> _What the exercise asks_
Pick out and copy every line of the records that contains the string "vertical". Case counts, so copy only lines where the string appears with the same capitalization.

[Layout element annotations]
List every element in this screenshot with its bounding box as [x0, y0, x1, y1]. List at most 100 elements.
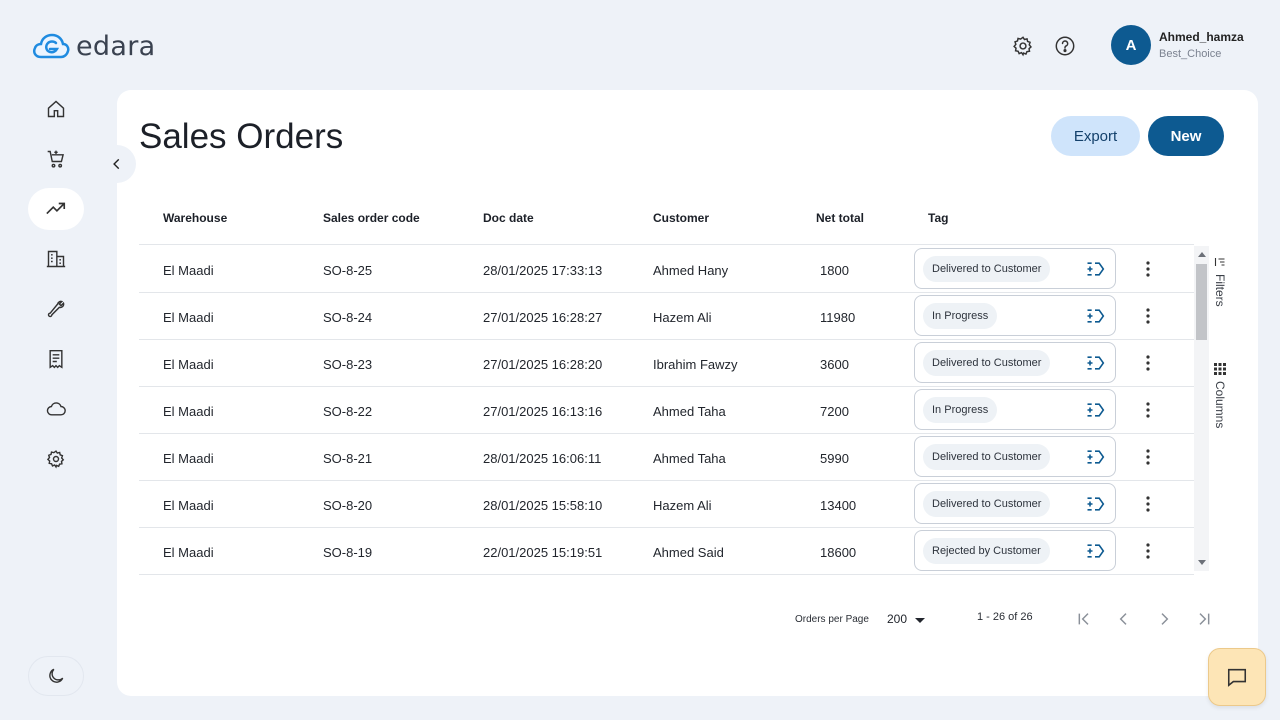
column-header-date[interactable]: Doc date — [483, 211, 534, 225]
tag-field[interactable]: Rejected by Customer — [914, 530, 1116, 571]
scroll-down-arrow[interactable] — [1198, 560, 1206, 565]
cell-code: SO-8-20 — [323, 498, 373, 513]
chat-button[interactable] — [1208, 648, 1266, 706]
cell-code: SO-8-25 — [323, 263, 373, 278]
cell-net-total: 11980 — [820, 310, 856, 325]
gear-icon[interactable] — [1011, 34, 1035, 58]
app-logo[interactable]: edara — [32, 31, 155, 62]
cell-net-total: 1800 — [820, 263, 849, 278]
cloud-logo-icon — [33, 33, 70, 58]
more-vertical-icon — [1146, 261, 1150, 277]
new-button[interactable]: New — [1148, 116, 1224, 156]
theme-toggle[interactable] — [28, 656, 84, 696]
table-row[interactable]: El Maadi SO-8-22 27/01/2025 16:13:16 Ahm… — [139, 387, 1194, 434]
column-header-code[interactable]: Sales order code — [323, 211, 420, 225]
sidebar-item-home[interactable] — [28, 88, 84, 130]
row-menu-button[interactable] — [1140, 541, 1156, 561]
row-menu-button[interactable] — [1140, 306, 1156, 326]
cell-warehouse: El Maadi — [163, 498, 214, 513]
cell-code: SO-8-19 — [323, 545, 373, 560]
page-range: 1 - 26 of 26 — [977, 611, 1033, 623]
table-row[interactable]: El Maadi SO-8-21 28/01/2025 16:06:11 Ahm… — [139, 434, 1194, 481]
add-tag-icon[interactable] — [1085, 541, 1105, 561]
columns-grid-icon — [1214, 363, 1226, 375]
collapse-sidebar-button[interactable] — [98, 145, 136, 183]
table-row[interactable]: El Maadi SO-8-24 27/01/2025 16:28:27 Haz… — [139, 293, 1194, 340]
cell-customer: Ahmed Hany — [653, 263, 729, 278]
building-icon — [46, 250, 66, 268]
last-page-button[interactable] — [1193, 608, 1215, 630]
row-menu-button[interactable] — [1140, 447, 1156, 467]
tag-chip[interactable]: Delivered to Customer — [923, 350, 1051, 376]
sidebar-item-settings[interactable] — [28, 438, 84, 480]
cell-net-total: 18600 — [820, 545, 857, 560]
help-icon[interactable] — [1053, 34, 1077, 58]
table-row[interactable]: El Maadi SO-8-19 22/01/2025 15:19:51 Ahm… — [139, 528, 1194, 575]
column-header-net-total[interactable]: Net total — [816, 211, 864, 225]
export-button[interactable]: Export — [1051, 116, 1140, 156]
filters-toggle[interactable]: Filters — [1213, 256, 1227, 307]
column-header-warehouse[interactable]: Warehouse — [163, 211, 227, 225]
moon-icon — [49, 668, 64, 683]
cell-date: 27/01/2025 16:13:16 — [483, 404, 603, 419]
per-page-select[interactable]: 200 — [887, 612, 926, 626]
sidebar-item-cloud[interactable] — [28, 388, 84, 430]
tag-field[interactable]: Delivered to Customer — [914, 483, 1116, 524]
columns-toggle[interactable]: Columns — [1213, 363, 1227, 428]
cell-customer: Ahmed Taha — [653, 451, 726, 466]
tag-chip[interactable]: Delivered to Customer — [923, 444, 1051, 470]
logo-text: edara — [76, 31, 156, 62]
tag-field[interactable]: In Progress — [914, 389, 1116, 430]
add-tag-icon[interactable] — [1085, 259, 1105, 279]
tag-field[interactable]: Delivered to Customer — [914, 248, 1116, 289]
tag-chip[interactable]: Delivered to Customer — [923, 491, 1051, 517]
cart-icon — [47, 150, 64, 168]
tag-chip[interactable]: Delivered to Customer — [923, 256, 1051, 282]
home-icon — [47, 100, 65, 118]
more-vertical-icon — [1146, 308, 1150, 324]
table-row[interactable]: El Maadi SO-8-25 28/01/2025 17:33:13 Ahm… — [139, 246, 1194, 293]
columns-label: Columns — [1213, 381, 1227, 429]
row-menu-button[interactable] — [1140, 353, 1156, 373]
scroll-thumb[interactable] — [1196, 264, 1207, 340]
table-row[interactable]: El Maadi SO-8-23 27/01/2025 16:28:20 Ibr… — [139, 340, 1194, 387]
per-page-value: 200 — [887, 612, 908, 626]
cell-customer: Hazem Ali — [653, 498, 712, 513]
cell-warehouse: El Maadi — [163, 404, 214, 419]
scroll-up-arrow[interactable] — [1198, 252, 1206, 257]
sidebar-item-sales[interactable] — [28, 138, 84, 180]
column-header-customer[interactable]: Customer — [653, 211, 709, 225]
row-menu-button[interactable] — [1140, 400, 1156, 420]
previous-page-button[interactable] — [1113, 608, 1135, 630]
chevron-right-icon — [1161, 613, 1169, 625]
user-menu[interactable]: A Ahmed_hamza Best_Choice — [1111, 25, 1244, 65]
first-page-button[interactable] — [1073, 608, 1095, 630]
add-tag-icon[interactable] — [1085, 400, 1105, 420]
cloud-icon — [46, 402, 66, 416]
cell-code: SO-8-23 — [323, 357, 373, 372]
next-page-button[interactable] — [1153, 608, 1175, 630]
tag-field[interactable]: Delivered to Customer — [914, 436, 1116, 477]
tag-chip[interactable]: In Progress — [923, 303, 998, 329]
add-tag-icon[interactable] — [1085, 306, 1105, 326]
row-menu-button[interactable] — [1140, 494, 1156, 514]
sidebar-item-analytics[interactable] — [28, 188, 84, 230]
sidebar-item-warehouse[interactable] — [28, 238, 84, 280]
tag-field[interactable]: In Progress — [914, 295, 1116, 336]
more-vertical-icon — [1146, 543, 1150, 559]
table-header: Warehouse Sales order code Doc date Cust… — [139, 198, 1194, 245]
add-tag-icon[interactable] — [1085, 353, 1105, 373]
tag-chip[interactable]: In Progress — [923, 397, 998, 423]
tag-field[interactable]: Delivered to Customer — [914, 342, 1116, 383]
gear-icon — [46, 450, 65, 469]
add-tag-icon[interactable] — [1085, 494, 1105, 514]
tag-chip[interactable]: Rejected by Customer — [923, 538, 1050, 564]
add-tag-icon[interactable] — [1085, 447, 1105, 467]
header-actions — [1011, 34, 1077, 58]
column-header-tag[interactable]: Tag — [928, 211, 948, 225]
row-menu-button[interactable] — [1140, 259, 1156, 279]
sidebar-item-documents[interactable] — [28, 338, 84, 380]
table-scrollbar[interactable] — [1194, 246, 1209, 571]
table-row[interactable]: El Maadi SO-8-20 28/01/2025 15:58:10 Haz… — [139, 481, 1194, 528]
sidebar-item-tools[interactable] — [28, 288, 84, 330]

> _Written response_
more-vertical-icon — [1146, 261, 1150, 277]
more-vertical-icon — [1146, 308, 1150, 324]
more-vertical-icon — [1146, 543, 1150, 559]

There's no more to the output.